• _Records for the exercise_
>>>>
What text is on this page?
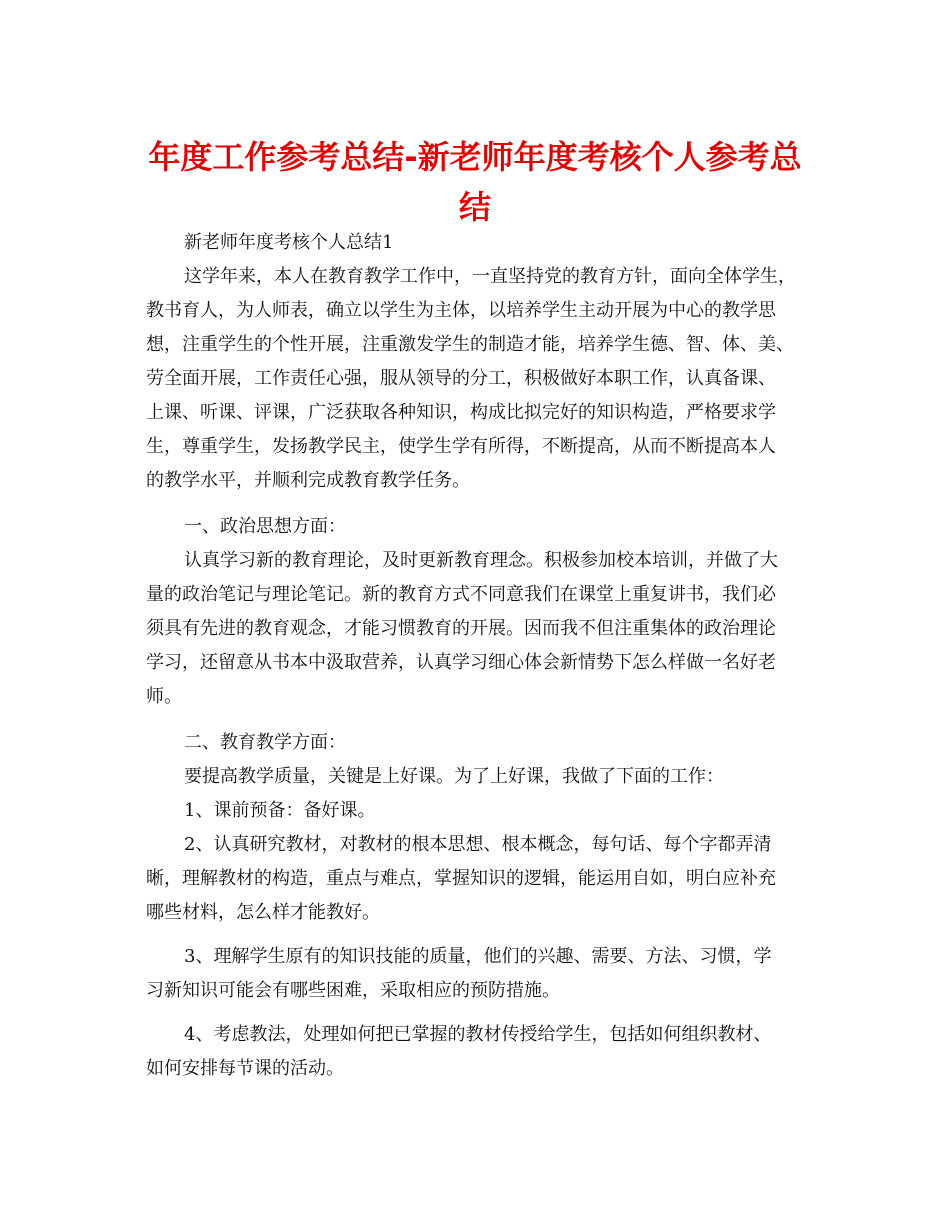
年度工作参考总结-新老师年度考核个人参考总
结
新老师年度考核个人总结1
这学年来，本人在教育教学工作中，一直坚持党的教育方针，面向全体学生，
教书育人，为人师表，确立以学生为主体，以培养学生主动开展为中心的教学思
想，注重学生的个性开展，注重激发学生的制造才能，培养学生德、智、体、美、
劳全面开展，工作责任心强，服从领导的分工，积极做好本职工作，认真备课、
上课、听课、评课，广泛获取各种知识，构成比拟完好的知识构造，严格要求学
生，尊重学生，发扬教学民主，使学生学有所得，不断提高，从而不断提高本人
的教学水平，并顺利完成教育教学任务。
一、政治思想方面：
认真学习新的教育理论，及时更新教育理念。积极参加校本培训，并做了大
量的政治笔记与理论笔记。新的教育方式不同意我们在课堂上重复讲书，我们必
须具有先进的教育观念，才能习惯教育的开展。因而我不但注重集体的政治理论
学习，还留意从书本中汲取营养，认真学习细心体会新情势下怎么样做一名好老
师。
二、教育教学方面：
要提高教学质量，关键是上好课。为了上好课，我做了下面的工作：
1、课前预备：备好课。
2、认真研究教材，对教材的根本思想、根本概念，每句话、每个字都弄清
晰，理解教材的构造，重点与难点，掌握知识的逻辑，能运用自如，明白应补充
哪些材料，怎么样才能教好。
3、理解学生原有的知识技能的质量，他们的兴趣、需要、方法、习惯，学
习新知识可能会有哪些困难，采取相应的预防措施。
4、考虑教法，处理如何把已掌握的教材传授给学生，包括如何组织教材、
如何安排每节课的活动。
<<<<
• _Task description_
Without including any pictures, please restate all the records exactly.

• _The result_
What text is on this page?
年度工作参考总结-新老师年度考核个人参考总
结
新老师年度考核个人总结1
这学年来，本人在教育教学工作中，一直坚持党的教育方针，面向全体学生，
教书育人，为人师表，确立以学生为主体，以培养学生主动开展为中心的教学思
想，注重学生的个性开展，注重激发学生的制造才能，培养学生德、智、体、美、
劳全面开展，工作责任心强，服从领导的分工，积极做好本职工作，认真备课、
上课、听课、评课，广泛获取各种知识，构成比拟完好的知识构造，严格要求学
生，尊重学生，发扬教学民主，使学生学有所得，不断提高，从而不断提高本人
的教学水平，并顺利完成教育教学任务。
一、政治思想方面：
认真学习新的教育理论，及时更新教育理念。积极参加校本培训，并做了大
量的政治笔记与理论笔记。新的教育方式不同意我们在课堂上重复讲书，我们必
须具有先进的教育观念，才能习惯教育的开展。因而我不但注重集体的政治理论
学习，还留意从书本中汲取营养，认真学习细心体会新情势下怎么样做一名好老
师。
二、教育教学方面：
要提高教学质量，关键是上好课。为了上好课，我做了下面的工作：
1、课前预备：备好课。
2、认真研究教材，对教材的根本思想、根本概念，每句话、每个字都弄清
晰，理解教材的构造，重点与难点，掌握知识的逻辑，能运用自如，明白应补充
哪些材料，怎么样才能教好。
3、理解学生原有的知识技能的质量，他们的兴趣、需要、方法、习惯，学
习新知识可能会有哪些困难，采取相应的预防措施。
4、考虑教法，处理如何把已掌握的教材传授给学生，包括如何组织教材、
如何安排每节课的活动。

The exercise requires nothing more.